— Exercise description —
Filter the records below and copy every line containing the word "gallons".

====== Material shown

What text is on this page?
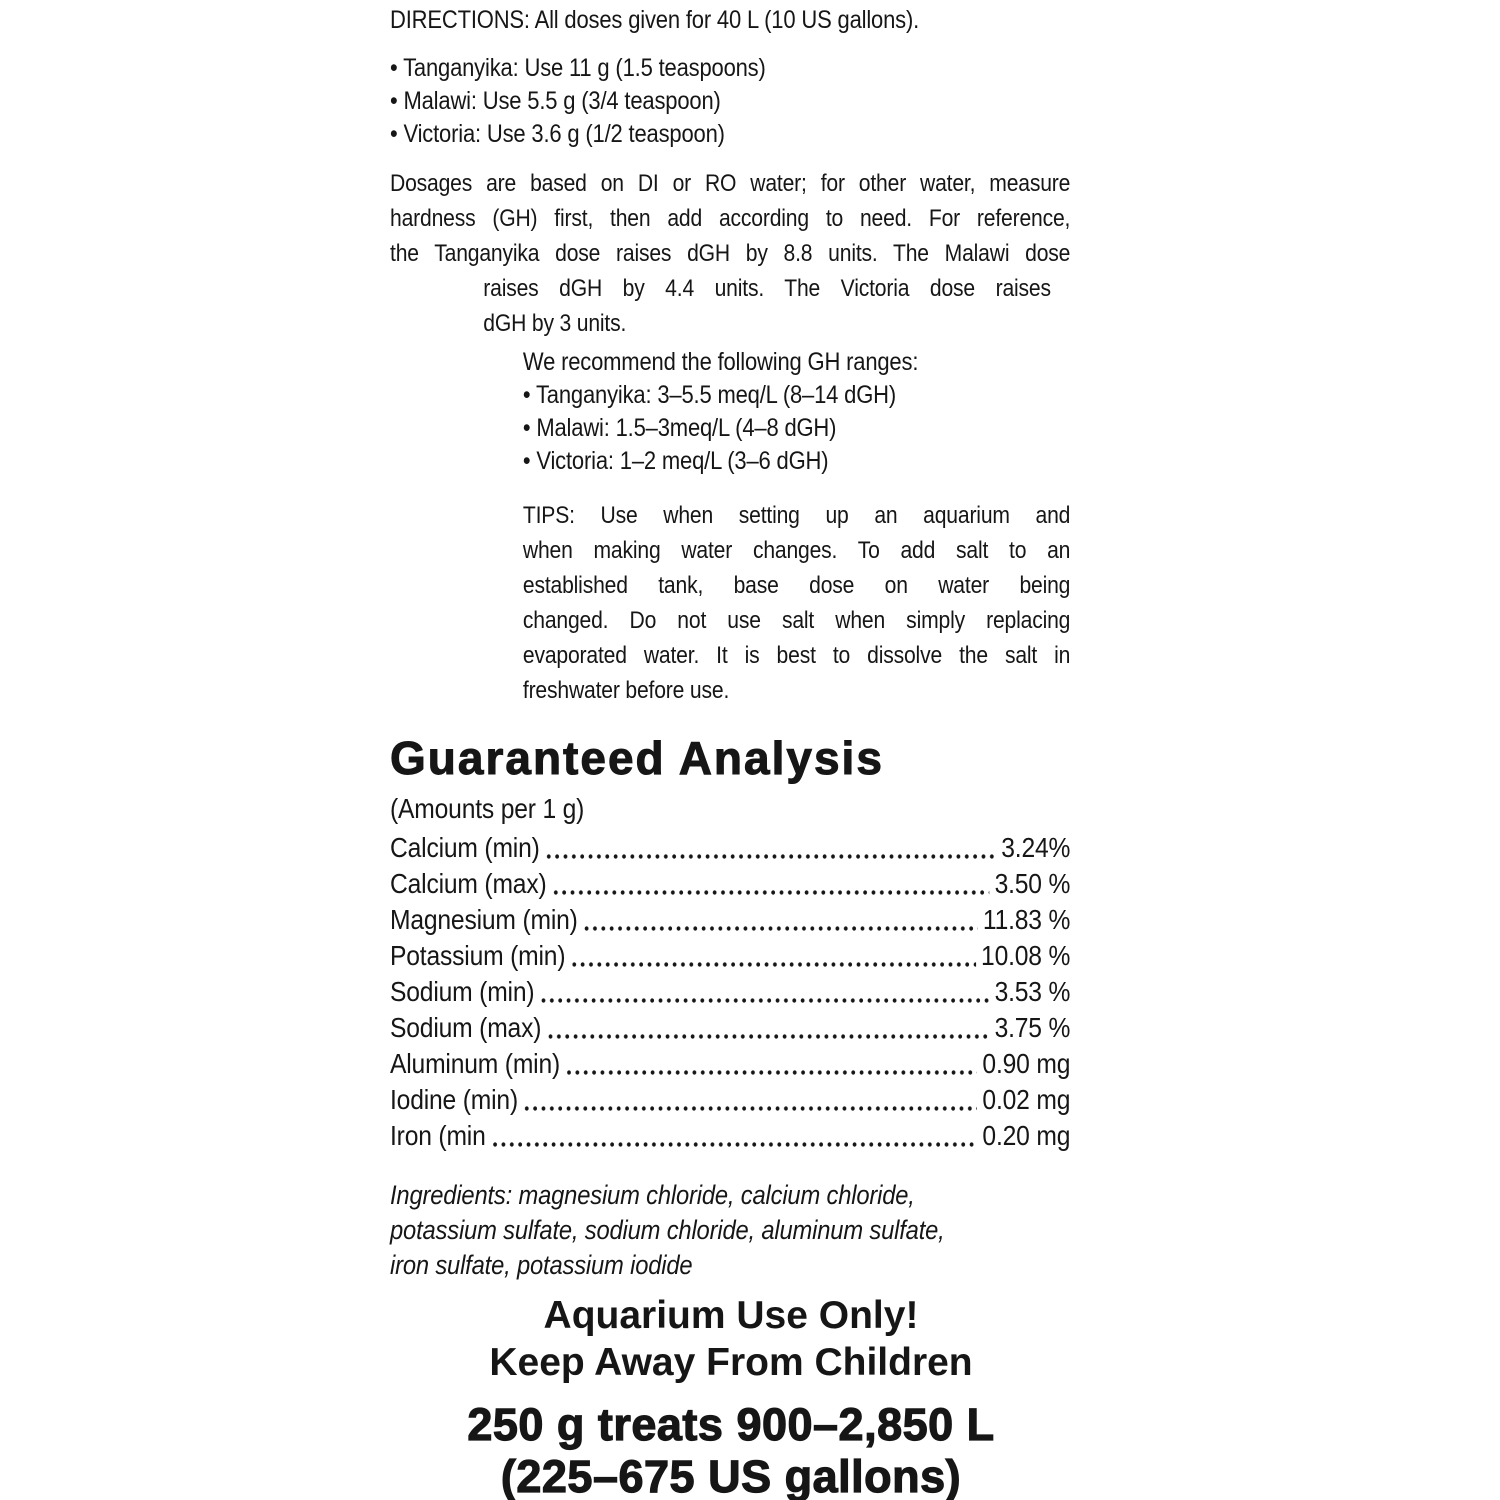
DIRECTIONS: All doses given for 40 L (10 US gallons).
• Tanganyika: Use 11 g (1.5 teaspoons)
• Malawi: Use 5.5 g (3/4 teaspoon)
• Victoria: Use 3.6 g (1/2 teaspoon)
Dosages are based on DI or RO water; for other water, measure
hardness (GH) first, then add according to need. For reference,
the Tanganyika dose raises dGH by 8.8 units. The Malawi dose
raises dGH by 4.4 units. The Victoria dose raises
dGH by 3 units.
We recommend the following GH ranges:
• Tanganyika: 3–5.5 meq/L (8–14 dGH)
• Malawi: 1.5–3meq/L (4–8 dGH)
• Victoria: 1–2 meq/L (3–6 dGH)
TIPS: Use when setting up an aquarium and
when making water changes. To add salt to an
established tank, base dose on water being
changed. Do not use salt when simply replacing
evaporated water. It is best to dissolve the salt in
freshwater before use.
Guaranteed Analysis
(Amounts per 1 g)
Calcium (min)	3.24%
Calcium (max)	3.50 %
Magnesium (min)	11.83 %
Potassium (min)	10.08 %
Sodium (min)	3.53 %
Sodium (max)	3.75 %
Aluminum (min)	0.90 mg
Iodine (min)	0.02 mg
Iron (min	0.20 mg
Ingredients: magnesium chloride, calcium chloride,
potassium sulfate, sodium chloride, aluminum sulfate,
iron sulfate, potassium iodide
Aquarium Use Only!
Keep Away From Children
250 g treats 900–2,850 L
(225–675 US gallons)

============
====== Material shown

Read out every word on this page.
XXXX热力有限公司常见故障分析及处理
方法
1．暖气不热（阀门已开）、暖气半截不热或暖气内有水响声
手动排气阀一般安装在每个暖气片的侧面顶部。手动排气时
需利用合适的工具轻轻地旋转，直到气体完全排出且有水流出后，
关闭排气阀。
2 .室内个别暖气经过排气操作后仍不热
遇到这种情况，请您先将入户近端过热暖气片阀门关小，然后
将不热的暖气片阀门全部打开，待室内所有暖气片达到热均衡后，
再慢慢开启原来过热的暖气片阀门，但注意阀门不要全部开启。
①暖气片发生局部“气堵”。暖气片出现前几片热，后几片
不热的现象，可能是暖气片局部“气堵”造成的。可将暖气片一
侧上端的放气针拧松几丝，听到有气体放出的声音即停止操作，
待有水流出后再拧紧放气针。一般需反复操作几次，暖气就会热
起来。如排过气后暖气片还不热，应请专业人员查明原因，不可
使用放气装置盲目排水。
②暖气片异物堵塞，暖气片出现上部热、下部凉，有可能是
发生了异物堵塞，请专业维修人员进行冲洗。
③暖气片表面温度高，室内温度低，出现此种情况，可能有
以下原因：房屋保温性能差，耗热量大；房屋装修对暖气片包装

============

— Solution to this task —
DIRECTIONS: All doses given for 40 L (10 US gallons).
(225–675 US gallons)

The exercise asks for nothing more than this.